* _TO BE DONE_
1. Write out the part of the forum thread on bin charges between "I believe the" and "be no different.", inclusive.
2. Turn the paragraph in the bin charges thread that opens "I believe the Tenant should be liable" into a short bulleted list that keeps its main points.
3. List every username that appears as a post header in the forum thread on bin charges.

* _TEXT SHOWN_
* START *
# Can I charge tenants for bin charges paid in apartment service charges?



## tobeornot (15 Mar 2008)

Hi

I have invested in a 2 bed apartment and have it rented out. I've recently paid over €2500 service charges to the Management Agency for 2008. Can I ask the tenants to pay for the bin charges?


----------



## Howitzer (15 Mar 2008)

Not if it's not already in the lease. You can offset them against your rental income however.


----------



## FranceRes (16 Mar 2008)

Camry said:


> hi, I've recently rented an apartment.I have now received a bill for electricity. Can I ask the landlord to pay for this?


 Only if the bill refers to a period prior to your tenancy, unless it's in your lease that the electricity is included in the rent?

Other than that, it's 'user pays'.


----------



## mathepac (16 Mar 2008)

Camry said:


> hi, I've recently rented an apartment.I have now received a bill for electricity. Can I ask the landlord to pay for this?


Did you take a meter reading when you moved in to the apartment?


----------



## Luternau (19 Mar 2008)

tobeornot said:


> Hi
> 
> I have invested in a 2 bed apartment and have it rented out. I've recently paid over €2500 service charges to the Management Agency for 2008. Can I ask the tenants to pay for the bin charges?



I believe the Tenant should be liable to pay for the disposal of their refuse from their deposit on leaving. If you rented a house you would have to buy bin tags...living in an apt should be no different.
In an ideal rental world the tenant should be responsible for all services they consume while living there-refuse, electricity and landscaping. Sinking fund/ insurance/management cmpany fees  etc would be correct to the landlord should have to pay...I did say ideal world!  ;-)


----------



## sam h (19 Mar 2008)
* END *
* _RECORDED INFORMATION_
* START *
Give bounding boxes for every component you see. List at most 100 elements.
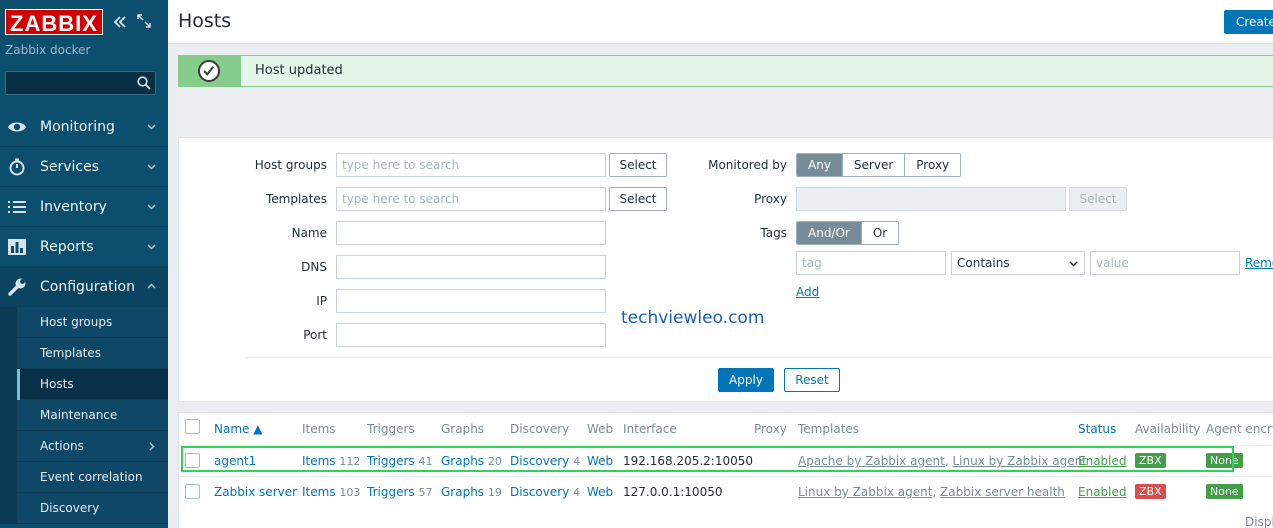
main-menu: Monitoring Services Inventory Reports Co… [0,107,168,524]
graphs-cell: Graphs 19 [441,485,502,499]
message-text: Host updated [255,63,343,78]
message-icon-area [179,56,241,86]
submenu-item-event-correlation[interactable]: Event correlation [17,462,168,493]
column-header-web: Web [587,422,614,436]
items-count: 103 [339,486,361,499]
graphs-count: 19 [487,486,502,499]
menu-item-inventory[interactable]: Inventory [0,187,168,227]
menu-label: Monitoring [40,118,115,135]
menu-label: Reports [40,238,94,255]
submenu-item-actions[interactable]: Actions [17,431,168,462]
discovery-count: 4 [573,486,581,499]
success-message: Host updated [178,55,1273,87]
zbx-availability-badge: ZBX [1135,484,1166,499]
ip-input[interactable] [336,289,606,313]
menu-label: Inventory [40,198,107,215]
tags-or[interactable]: Or [860,222,899,244]
interface-cell: 127.0.0.1:10050 [623,485,723,499]
page-header: Hosts Create [168,0,1273,44]
host-name-link[interactable]: Zabbix server [214,485,297,499]
select-all-checkbox[interactable] [185,419,200,434]
zabbix-logo[interactable]: ZABBIX [5,9,103,36]
dns-label: DNS [301,260,327,274]
templates-select-button[interactable]: Select [609,187,667,211]
web-link[interactable]: Web [587,485,613,499]
template-link[interactable]: Linux by Zabbix agent [798,485,932,499]
column-header-availability: Availability [1135,422,1201,436]
submenu-label: Actions [40,439,84,453]
triggers-count: 57 [418,486,433,499]
graphs-link[interactable]: Graphs [441,485,484,499]
discovery-link[interactable]: Discovery [510,485,569,499]
chevron-down-icon [147,164,156,170]
column-header-proxy: Proxy [754,422,787,436]
tag-remove-clip: Remove [1245,256,1273,274]
kiosk-mode-icon[interactable] [137,14,151,28]
submenu-item-discovery[interactable]: Discovery [17,493,168,524]
status-toggle[interactable]: Enabled [1078,485,1127,499]
search-icon[interactable] [137,76,151,90]
collapse-sidebar-icon[interactable] [112,14,128,30]
stopwatch-icon [9,158,25,176]
monitored-by-proxy[interactable]: Proxy [904,154,961,176]
submenu-item-maintenance[interactable]: Maintenance [17,400,168,431]
template-link[interactable]: Zabbix server health [940,485,1065,499]
menu-item-services[interactable]: Services [0,147,168,187]
tag-remove-link[interactable]: Remove [1245,256,1273,270]
chevron-up-icon [147,283,156,289]
column-header-discovery: Discovery [510,422,570,436]
dns-input[interactable] [336,255,606,279]
host-groups-label: Host groups [254,158,327,172]
tags-and-or[interactable]: And/Or [797,222,861,244]
row-highlight-box [181,446,1234,472]
menu-item-reports[interactable]: Reports [0,227,168,267]
host-groups-select-button[interactable]: Select [609,153,667,177]
proxy-select-button: Select [1069,187,1127,211]
proxy-input [796,187,1066,211]
proxy-label: Proxy [754,192,787,206]
sidebar-search-input[interactable] [5,71,156,95]
availability-cell: ZBX [1135,484,1166,499]
column-header-status[interactable]: Status [1078,422,1116,436]
name-input[interactable] [336,221,606,245]
tag-add-link[interactable]: Add [796,285,819,299]
monitored-by-toggle: Any Server Proxy [796,153,962,177]
column-header-graphs: Graphs [441,422,485,436]
logo-row: ZABBIX [5,9,103,36]
port-input[interactable] [336,323,606,347]
port-label: Port [303,328,327,342]
host-groups-input[interactable]: type here to search [336,153,606,177]
tags-label: Tags [760,226,787,240]
template-separator: , [932,485,941,499]
monitored-by-server[interactable]: Server [841,154,905,176]
column-header-name[interactable]: Name ▲ [214,422,262,436]
submenu-item-templates[interactable]: Templates [17,338,168,369]
tag-value-input[interactable]: value [1090,251,1240,275]
chevron-down-icon [147,244,156,250]
create-host-button[interactable]: Create [1224,10,1273,34]
menu-item-configuration[interactable]: Configuration [0,267,168,307]
watermark-text: techviewleo.com [621,308,765,328]
monitored-by-any[interactable]: Any [797,154,842,176]
reset-button[interactable]: Reset [784,368,840,392]
submenu-item-host-groups[interactable]: Host groups [17,307,168,338]
tag-input[interactable]: tag [796,251,946,275]
chevron-down-icon [147,204,156,210]
row-checkbox[interactable] [185,484,200,499]
filter-panel: Host groups type here to search Select T… [178,137,1273,402]
tags-evaltype-toggle: And/Or Or [796,221,900,245]
templates-input[interactable]: type here to search [336,187,606,211]
submenu-item-hosts[interactable]: Hosts [17,369,168,400]
ip-label: IP [316,294,327,308]
column-header-items: Items [302,422,336,436]
bar-chart-icon [8,239,26,255]
tag-operator-select[interactable]: Contains [951,251,1085,275]
discovery-cell: Discovery 4 [510,485,580,499]
triggers-link[interactable]: Triggers [367,485,415,499]
apply-button[interactable]: Apply [718,368,774,392]
items-cell: Items 103 [302,485,360,499]
server-name: Zabbix docker [5,43,91,57]
wrench-icon [8,278,26,296]
items-link[interactable]: Items [302,485,336,499]
menu-item-monitoring[interactable]: Monitoring [0,107,168,147]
* END *
* _SOLUTIONS BELOW_
1.
I believe the Tenant should be liable to pay for the disposal of their refuse from their deposit on leaving. If you rented a house you would have to buy bin tags...living in an apt should be no different.

2.
- The tenant should pay for disposing of their own rubbish, taken from their deposit when they leave.
- A house tenant would have to buy bin tags, and living in an apartment should be no different.
- Ideally, the tenant pays for every service they use while living there: refuse, electricity and landscaping.
- The landlord should pay the sinking fund, insurance and management company fees.
- The writer admits this describes an ideal world.

3.
- tobeornot
- Howitzer
- FranceRes
- mathepac
- Luternau
- sam h